**WORK INSTRUCTIONS**.
Every entry must be given again exactly.
□ □ □ □ □ □ □
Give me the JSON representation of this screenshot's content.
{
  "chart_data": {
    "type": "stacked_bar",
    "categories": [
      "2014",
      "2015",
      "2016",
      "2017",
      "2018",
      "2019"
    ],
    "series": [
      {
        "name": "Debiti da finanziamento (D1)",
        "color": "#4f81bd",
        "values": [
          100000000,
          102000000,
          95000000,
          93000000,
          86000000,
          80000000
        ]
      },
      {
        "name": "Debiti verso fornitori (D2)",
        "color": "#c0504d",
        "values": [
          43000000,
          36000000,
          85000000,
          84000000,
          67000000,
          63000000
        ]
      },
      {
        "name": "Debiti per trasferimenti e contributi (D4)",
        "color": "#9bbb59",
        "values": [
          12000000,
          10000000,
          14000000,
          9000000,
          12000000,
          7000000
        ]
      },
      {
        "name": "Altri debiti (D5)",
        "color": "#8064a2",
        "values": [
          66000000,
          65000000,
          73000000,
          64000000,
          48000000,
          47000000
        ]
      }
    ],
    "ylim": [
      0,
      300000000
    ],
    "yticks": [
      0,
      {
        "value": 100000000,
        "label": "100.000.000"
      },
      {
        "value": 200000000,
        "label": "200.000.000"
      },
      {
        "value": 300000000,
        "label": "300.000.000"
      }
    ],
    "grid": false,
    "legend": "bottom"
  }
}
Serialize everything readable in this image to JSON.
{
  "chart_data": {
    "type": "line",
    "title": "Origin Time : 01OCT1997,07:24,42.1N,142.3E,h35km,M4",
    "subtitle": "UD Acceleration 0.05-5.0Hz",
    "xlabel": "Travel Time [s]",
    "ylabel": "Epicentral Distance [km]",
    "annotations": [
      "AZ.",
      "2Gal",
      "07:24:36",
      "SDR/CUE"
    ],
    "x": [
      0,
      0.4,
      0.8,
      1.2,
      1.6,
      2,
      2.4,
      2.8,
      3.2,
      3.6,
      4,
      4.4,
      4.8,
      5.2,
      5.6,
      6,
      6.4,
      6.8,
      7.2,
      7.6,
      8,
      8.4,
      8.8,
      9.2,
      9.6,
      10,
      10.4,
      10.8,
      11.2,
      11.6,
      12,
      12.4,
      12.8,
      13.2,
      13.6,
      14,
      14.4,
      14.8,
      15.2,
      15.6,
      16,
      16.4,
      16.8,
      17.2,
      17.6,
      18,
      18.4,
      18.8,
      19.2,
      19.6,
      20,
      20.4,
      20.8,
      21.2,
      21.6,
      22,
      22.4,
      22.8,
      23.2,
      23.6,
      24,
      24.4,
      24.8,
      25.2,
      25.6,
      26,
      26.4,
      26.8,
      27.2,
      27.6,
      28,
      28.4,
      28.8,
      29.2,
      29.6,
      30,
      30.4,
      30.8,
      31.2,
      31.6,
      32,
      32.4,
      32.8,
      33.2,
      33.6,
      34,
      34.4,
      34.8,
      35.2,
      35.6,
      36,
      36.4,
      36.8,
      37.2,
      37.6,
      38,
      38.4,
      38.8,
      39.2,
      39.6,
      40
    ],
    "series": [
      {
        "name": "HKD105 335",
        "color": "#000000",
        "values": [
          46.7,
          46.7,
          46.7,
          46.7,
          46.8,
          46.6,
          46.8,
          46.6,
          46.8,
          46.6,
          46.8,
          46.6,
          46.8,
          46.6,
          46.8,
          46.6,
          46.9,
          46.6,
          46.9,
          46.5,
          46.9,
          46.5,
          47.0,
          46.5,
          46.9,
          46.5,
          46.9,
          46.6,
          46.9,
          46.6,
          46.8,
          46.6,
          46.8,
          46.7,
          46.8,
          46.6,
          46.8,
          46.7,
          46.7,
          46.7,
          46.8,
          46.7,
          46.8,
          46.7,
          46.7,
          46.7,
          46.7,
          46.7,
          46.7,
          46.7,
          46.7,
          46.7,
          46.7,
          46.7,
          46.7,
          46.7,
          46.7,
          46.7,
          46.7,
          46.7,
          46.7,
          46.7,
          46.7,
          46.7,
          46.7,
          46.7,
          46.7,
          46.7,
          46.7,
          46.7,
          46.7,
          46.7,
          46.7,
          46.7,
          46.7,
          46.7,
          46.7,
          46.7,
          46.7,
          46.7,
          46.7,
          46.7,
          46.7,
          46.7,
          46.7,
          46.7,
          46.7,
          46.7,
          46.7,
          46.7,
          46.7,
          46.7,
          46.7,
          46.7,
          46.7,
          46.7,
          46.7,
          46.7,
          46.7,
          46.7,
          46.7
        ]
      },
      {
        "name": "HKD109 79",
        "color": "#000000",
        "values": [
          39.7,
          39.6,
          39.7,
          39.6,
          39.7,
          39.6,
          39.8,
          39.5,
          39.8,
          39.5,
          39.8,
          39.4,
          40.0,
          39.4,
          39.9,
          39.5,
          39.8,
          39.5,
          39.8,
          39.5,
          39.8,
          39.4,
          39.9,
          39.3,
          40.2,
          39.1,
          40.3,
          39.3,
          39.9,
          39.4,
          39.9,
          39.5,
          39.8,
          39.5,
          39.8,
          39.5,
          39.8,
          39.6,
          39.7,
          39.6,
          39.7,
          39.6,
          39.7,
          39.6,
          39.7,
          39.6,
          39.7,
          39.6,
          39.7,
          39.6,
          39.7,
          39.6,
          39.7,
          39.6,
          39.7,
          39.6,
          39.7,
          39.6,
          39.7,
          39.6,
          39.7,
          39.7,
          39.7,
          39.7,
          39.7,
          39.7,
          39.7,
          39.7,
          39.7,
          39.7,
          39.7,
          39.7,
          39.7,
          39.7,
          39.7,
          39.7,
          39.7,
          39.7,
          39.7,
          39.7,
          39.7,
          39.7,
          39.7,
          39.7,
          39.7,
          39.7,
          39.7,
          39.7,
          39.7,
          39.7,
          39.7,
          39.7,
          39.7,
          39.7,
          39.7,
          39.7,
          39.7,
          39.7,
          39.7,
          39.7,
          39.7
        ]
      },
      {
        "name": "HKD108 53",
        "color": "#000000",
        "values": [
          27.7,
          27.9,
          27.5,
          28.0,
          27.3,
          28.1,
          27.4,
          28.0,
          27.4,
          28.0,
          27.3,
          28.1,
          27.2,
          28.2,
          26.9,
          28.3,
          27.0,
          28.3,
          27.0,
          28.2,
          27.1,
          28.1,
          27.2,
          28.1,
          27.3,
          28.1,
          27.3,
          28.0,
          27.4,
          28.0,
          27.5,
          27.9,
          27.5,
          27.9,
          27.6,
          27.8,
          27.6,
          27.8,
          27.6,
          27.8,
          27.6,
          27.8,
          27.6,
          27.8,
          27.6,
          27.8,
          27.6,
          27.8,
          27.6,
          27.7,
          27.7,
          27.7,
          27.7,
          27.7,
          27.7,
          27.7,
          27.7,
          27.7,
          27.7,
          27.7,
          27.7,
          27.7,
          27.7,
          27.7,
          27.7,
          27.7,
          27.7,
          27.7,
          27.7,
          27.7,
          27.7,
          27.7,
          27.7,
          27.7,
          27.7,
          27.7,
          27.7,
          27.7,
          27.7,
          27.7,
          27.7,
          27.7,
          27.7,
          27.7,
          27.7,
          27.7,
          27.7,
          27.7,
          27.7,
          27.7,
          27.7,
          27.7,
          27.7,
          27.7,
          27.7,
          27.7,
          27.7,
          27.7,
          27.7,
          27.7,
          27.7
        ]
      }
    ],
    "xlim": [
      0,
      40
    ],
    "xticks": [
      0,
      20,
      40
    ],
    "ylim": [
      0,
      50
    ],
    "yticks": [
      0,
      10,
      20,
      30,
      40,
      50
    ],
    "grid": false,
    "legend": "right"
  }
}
□ □ □ □ □ □ □
**FULL SOLUTION**.
Give me the JSON representation of this screenshot's content.
{
  "chart_data": {
    "type": "stacked_bar",
    "categories": [
      "2014",
      "2015",
      "2016",
      "2017",
      "2018",
      "2019"
    ],
    "series": [
      {
        "name": "Debiti da finanziamento (D1)",
        "color": "#4f81bd",
        "values": [
          100000000,
          102000000,
          95000000,
          93000000,
          86000000,
          80000000
        ]
      },
      {
        "name": "Debiti verso fornitori (D2)",
        "color": "#c0504d",
        "values": [
          43000000,
          36000000,
          85000000,
          84000000,
          67000000,
          63000000
        ]
      },
      {
        "name": "Debiti per trasferimenti e contributi (D4)",
        "color": "#9bbb59",
        "values": [
          12000000,
          10000000,
          14000000,
          9000000,
          12000000,
          7000000
        ]
      },
      {
        "name": "Altri debiti (D5)",
        "color": "#8064a2",
        "values": [
          66000000,
          65000000,
          73000000,
          64000000,
          48000000,
          47000000
        ]
      }
    ],
    "ylim": [
      0,
      300000000
    ],
    "yticks": [
      0,
      {
        "value": 100000000,
        "label": "100.000.000"
      },
      {
        "value": 200000000,
        "label": "200.000.000"
      },
      {
        "value": 300000000,
        "label": "300.000.000"
      }
    ],
    "grid": false,
    "legend": "bottom"
  }
}
Serialize everything readable in this image to JSON.
{
  "chart_data": {
    "type": "line",
    "title": "Origin Time : 01OCT1997,07:24,42.1N,142.3E,h35km,M4",
    "subtitle": "UD Acceleration 0.05-5.0Hz",
    "xlabel": "Travel Time [s]",
    "ylabel": "Epicentral Distance [km]",
    "annotations": [
      "AZ.",
      "2Gal",
      "07:24:36",
      "SDR/CUE"
    ],
    "x": [
      0,
      0.4,
      0.8,
      1.2,
      1.6,
      2,
      2.4,
      2.8,
      3.2,
      3.6,
      4,
      4.4,
      4.8,
      5.2,
      5.6,
      6,
      6.4,
      6.8,
      7.2,
      7.6,
      8,
      8.4,
      8.8,
      9.2,
      9.6,
      10,
      10.4,
      10.8,
      11.2,
      11.6,
      12,
      12.4,
      12.8,
      13.2,
      13.6,
      14,
      14.4,
      14.8,
      15.2,
      15.6,
      16,
      16.4,
      16.8,
      17.2,
      17.6,
      18,
      18.4,
      18.8,
      19.2,
      19.6,
      20,
      20.4,
      20.8,
      21.2,
      21.6,
      22,
      22.4,
      22.8,
      23.2,
      23.6,
      24,
      24.4,
      24.8,
      25.2,
      25.6,
      26,
      26.4,
      26.8,
      27.2,
      27.6,
      28,
      28.4,
      28.8,
      29.2,
      29.6,
      30,
      30.4,
      30.8,
      31.2,
      31.6,
      32,
      32.4,
      32.8,
      33.2,
      33.6,
      34,
      34.4,
      34.8,
      35.2,
      35.6,
      36,
      36.4,
      36.8,
      37.2,
      37.6,
      38,
      38.4,
      38.8,
      39.2,
      39.6,
      40
    ],
    "series": [
      {
        "name": "HKD105 335",
        "color": "#000000",
        "values": [
          46.7,
          46.7,
          46.7,
          46.7,
          46.8,
          46.6,
          46.8,
          46.6,
          46.8,
          46.6,
          46.8,
          46.6,
          46.8,
          46.6,
          46.8,
          46.6,
          46.9,
          46.6,
          46.9,
          46.5,
          46.9,
          46.5,
          47.0,
          46.5,
          46.9,
          46.5,
          46.9,
          46.6,
          46.9,
          46.6,
          46.8,
          46.6,
          46.8,
          46.7,
          46.8,
          46.6,
          46.8,
          46.7,
          46.7,
          46.7,
          46.8,
          46.7,
          46.8,
          46.7,
          46.7,
          46.7,
          46.7,
          46.7,
          46.7,
          46.7,
          46.7,
          46.7,
          46.7,
          46.7,
          46.7,
          46.7,
          46.7,
          46.7,
          46.7,
          46.7,
          46.7,
          46.7,
          46.7,
          46.7,
          46.7,
          46.7,
          46.7,
          46.7,
          46.7,
          46.7,
          46.7,
          46.7,
          46.7,
          46.7,
          46.7,
          46.7,
          46.7,
          46.7,
          46.7,
          46.7,
          46.7,
          46.7,
          46.7,
          46.7,
          46.7,
          46.7,
          46.7,
          46.7,
          46.7,
          46.7,
          46.7,
          46.7,
          46.7,
          46.7,
          46.7,
          46.7,
          46.7,
          46.7,
          46.7,
          46.7,
          46.7
        ]
      },
      {
        "name": "HKD109 79",
        "color": "#000000",
        "values": [
          39.7,
          39.6,
          39.7,
          39.6,
          39.7,
          39.6,
          39.8,
          39.5,
          39.8,
          39.5,
          39.8,
          39.4,
          40.0,
          39.4,
          39.9,
          39.5,
          39.8,
          39.5,
          39.8,
          39.5,
          39.8,
          39.4,
          39.9,
          39.3,
          40.2,
          39.1,
          40.3,
          39.3,
          39.9,
          39.4,
          39.9,
          39.5,
          39.8,
          39.5,
          39.8,
          39.5,
          39.8,
          39.6,
          39.7,
          39.6,
          39.7,
          39.6,
          39.7,
          39.6,
          39.7,
          39.6,
          39.7,
          39.6,
          39.7,
          39.6,
          39.7,
          39.6,
          39.7,
          39.6,
          39.7,
          39.6,
          39.7,
          39.6,
          39.7,
          39.6,
          39.7,
          39.7,
          39.7,
          39.7,
          39.7,
          39.7,
          39.7,
          39.7,
          39.7,
          39.7,
          39.7,
          39.7,
          39.7,
          39.7,
          39.7,
          39.7,
          39.7,
          39.7,
          39.7,
          39.7,
          39.7,
          39.7,
          39.7,
          39.7,
          39.7,
          39.7,
          39.7,
          39.7,
          39.7,
          39.7,
          39.7,
          39.7,
          39.7,
          39.7,
          39.7,
          39.7,
          39.7,
          39.7,
          39.7,
          39.7,
          39.7
        ]
      },
      {
        "name": "HKD108 53",
        "color": "#000000",
        "values": [
          27.7,
          27.9,
          27.5,
          28.0,
          27.3,
          28.1,
          27.4,
          28.0,
          27.4,
          28.0,
          27.3,
          28.1,
          27.2,
          28.2,
          26.9,
          28.3,
          27.0,
          28.3,
          27.0,
          28.2,
          27.1,
          28.1,
          27.2,
          28.1,
          27.3,
          28.1,
          27.3,
          28.0,
          27.4,
          28.0,
          27.5,
          27.9,
          27.5,
          27.9,
          27.6,
          27.8,
          27.6,
          27.8,
          27.6,
          27.8,
          27.6,
          27.8,
          27.6,
          27.8,
          27.6,
          27.8,
          27.6,
          27.8,
          27.6,
          27.7,
          27.7,
          27.7,
          27.7,
          27.7,
          27.7,
          27.7,
          27.7,
          27.7,
          27.7,
          27.7,
          27.7,
          27.7,
          27.7,
          27.7,
          27.7,
          27.7,
          27.7,
          27.7,
          27.7,
          27.7,
          27.7,
          27.7,
          27.7,
          27.7,
          27.7,
          27.7,
          27.7,
          27.7,
          27.7,
          27.7,
          27.7,
          27.7,
          27.7,
          27.7,
          27.7,
          27.7,
          27.7,
          27.7,
          27.7,
          27.7,
          27.7,
          27.7,
          27.7,
          27.7,
          27.7,
          27.7,
          27.7,
          27.7,
          27.7,
          27.7,
          27.7
        ]
      }
    ],
    "xlim": [
      0,
      40
    ],
    "xticks": [
      0,
      20,
      40
    ],
    "ylim": [
      0,
      50
    ],
    "yticks": [
      0,
      10,
      20,
      30,
      40,
      50
    ],
    "grid": false,
    "legend": "right"
  }
}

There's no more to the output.